### Set task
Extract each line bearing the word "updates".

Stored records
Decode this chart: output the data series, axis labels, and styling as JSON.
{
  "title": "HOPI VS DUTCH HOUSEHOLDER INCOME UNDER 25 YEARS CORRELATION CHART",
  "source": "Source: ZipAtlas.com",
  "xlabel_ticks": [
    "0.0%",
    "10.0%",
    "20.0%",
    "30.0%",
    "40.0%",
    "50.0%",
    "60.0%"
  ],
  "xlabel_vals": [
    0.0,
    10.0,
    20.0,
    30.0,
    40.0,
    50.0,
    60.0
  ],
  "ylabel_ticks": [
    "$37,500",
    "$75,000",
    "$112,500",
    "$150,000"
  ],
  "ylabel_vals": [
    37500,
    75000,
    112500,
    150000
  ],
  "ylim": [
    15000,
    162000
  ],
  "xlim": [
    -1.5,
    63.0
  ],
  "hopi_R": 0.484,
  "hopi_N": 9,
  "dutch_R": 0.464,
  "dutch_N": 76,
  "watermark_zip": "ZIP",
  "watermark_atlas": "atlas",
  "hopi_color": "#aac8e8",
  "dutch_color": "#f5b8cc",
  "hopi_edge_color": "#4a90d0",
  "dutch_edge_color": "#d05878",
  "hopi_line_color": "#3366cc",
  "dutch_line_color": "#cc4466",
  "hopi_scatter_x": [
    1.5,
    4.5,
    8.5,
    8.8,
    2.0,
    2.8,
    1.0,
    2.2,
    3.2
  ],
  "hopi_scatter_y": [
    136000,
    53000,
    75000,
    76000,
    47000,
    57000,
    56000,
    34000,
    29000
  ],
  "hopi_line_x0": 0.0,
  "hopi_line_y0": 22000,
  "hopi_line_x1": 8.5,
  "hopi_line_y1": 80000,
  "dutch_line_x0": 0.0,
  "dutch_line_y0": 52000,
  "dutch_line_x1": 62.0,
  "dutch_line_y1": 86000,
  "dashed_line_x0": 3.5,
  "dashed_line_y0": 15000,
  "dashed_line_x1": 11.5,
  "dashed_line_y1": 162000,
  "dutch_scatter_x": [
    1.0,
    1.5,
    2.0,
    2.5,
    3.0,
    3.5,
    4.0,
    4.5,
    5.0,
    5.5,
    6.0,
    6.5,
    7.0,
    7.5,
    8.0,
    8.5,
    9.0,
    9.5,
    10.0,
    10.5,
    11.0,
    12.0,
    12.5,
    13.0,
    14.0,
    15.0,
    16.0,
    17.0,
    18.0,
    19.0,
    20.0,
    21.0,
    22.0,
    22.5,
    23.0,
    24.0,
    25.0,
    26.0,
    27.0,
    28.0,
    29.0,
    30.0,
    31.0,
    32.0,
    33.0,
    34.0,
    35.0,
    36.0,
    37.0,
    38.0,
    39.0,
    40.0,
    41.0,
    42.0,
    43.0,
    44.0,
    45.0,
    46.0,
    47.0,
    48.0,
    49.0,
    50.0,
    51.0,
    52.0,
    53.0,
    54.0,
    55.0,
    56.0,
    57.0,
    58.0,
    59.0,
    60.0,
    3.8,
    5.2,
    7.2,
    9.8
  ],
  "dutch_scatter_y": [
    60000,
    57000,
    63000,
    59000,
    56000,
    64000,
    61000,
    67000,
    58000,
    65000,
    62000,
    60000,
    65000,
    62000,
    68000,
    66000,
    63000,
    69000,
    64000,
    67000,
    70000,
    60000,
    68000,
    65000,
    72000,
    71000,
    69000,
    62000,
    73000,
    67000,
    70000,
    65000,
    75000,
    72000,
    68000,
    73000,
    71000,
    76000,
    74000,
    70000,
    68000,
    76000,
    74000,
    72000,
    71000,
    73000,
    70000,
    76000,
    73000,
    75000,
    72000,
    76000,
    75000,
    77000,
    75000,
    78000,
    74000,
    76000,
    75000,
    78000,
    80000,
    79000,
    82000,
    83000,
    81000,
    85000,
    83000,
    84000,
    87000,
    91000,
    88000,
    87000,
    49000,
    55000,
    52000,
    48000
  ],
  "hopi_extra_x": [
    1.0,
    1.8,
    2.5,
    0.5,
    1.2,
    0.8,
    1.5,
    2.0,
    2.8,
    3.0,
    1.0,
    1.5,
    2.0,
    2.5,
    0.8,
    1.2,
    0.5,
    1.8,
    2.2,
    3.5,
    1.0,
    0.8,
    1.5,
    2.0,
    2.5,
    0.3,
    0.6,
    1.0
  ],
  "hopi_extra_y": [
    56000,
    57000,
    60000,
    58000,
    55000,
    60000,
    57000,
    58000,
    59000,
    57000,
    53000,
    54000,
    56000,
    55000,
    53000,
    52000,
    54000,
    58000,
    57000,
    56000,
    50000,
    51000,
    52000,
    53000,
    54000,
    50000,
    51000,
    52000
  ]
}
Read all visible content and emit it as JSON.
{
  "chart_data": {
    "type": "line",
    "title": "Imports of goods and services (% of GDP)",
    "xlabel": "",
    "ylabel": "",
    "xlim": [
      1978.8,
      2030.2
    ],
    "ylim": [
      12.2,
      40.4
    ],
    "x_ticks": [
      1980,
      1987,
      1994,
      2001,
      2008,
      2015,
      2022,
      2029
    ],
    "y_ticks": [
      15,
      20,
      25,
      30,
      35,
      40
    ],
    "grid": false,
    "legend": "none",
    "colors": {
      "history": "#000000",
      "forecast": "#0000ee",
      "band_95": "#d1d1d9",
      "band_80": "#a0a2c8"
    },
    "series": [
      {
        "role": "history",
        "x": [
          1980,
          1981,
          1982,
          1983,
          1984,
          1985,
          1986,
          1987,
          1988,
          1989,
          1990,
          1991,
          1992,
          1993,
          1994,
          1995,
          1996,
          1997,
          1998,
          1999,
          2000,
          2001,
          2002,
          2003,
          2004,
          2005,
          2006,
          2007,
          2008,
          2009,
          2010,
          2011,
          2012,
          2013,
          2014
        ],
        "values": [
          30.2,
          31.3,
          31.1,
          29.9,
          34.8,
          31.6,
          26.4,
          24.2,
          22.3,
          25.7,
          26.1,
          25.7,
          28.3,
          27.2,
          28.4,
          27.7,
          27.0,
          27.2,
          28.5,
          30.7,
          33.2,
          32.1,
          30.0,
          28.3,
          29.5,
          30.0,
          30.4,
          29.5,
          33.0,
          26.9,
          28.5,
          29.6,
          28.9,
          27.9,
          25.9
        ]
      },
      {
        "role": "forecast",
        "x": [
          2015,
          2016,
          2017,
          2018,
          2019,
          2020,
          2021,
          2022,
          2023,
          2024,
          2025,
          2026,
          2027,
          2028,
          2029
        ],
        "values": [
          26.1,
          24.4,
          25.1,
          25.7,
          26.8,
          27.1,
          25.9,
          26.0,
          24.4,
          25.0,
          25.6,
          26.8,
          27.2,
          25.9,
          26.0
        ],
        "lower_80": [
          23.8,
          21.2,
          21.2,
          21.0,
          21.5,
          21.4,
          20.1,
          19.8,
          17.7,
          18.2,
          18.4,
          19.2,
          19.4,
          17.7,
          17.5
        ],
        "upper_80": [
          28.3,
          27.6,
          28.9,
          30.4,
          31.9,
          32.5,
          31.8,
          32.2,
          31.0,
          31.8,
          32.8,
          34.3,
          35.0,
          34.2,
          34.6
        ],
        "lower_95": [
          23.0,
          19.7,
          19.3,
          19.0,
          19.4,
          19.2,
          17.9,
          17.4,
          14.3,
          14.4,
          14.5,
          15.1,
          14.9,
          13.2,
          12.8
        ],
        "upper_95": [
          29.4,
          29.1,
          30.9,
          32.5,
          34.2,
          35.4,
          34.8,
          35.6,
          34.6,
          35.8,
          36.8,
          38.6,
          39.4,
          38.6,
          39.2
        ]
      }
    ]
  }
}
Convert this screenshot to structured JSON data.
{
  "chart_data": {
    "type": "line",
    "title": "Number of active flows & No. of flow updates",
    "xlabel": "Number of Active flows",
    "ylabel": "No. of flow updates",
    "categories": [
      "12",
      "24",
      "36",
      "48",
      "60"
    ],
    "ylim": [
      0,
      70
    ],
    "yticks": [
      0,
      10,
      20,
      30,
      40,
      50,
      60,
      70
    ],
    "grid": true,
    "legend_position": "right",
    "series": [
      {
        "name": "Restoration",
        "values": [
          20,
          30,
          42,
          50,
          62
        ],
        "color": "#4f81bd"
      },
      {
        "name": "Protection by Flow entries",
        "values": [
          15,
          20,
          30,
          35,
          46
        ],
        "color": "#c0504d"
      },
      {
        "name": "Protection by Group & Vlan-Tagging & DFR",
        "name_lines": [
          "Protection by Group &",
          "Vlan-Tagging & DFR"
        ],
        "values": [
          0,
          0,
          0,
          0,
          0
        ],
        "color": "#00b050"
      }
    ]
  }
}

### Written reply
    "title": "Number of active flows & No. of flow updates",
    "ylabel": "No. of flow updates",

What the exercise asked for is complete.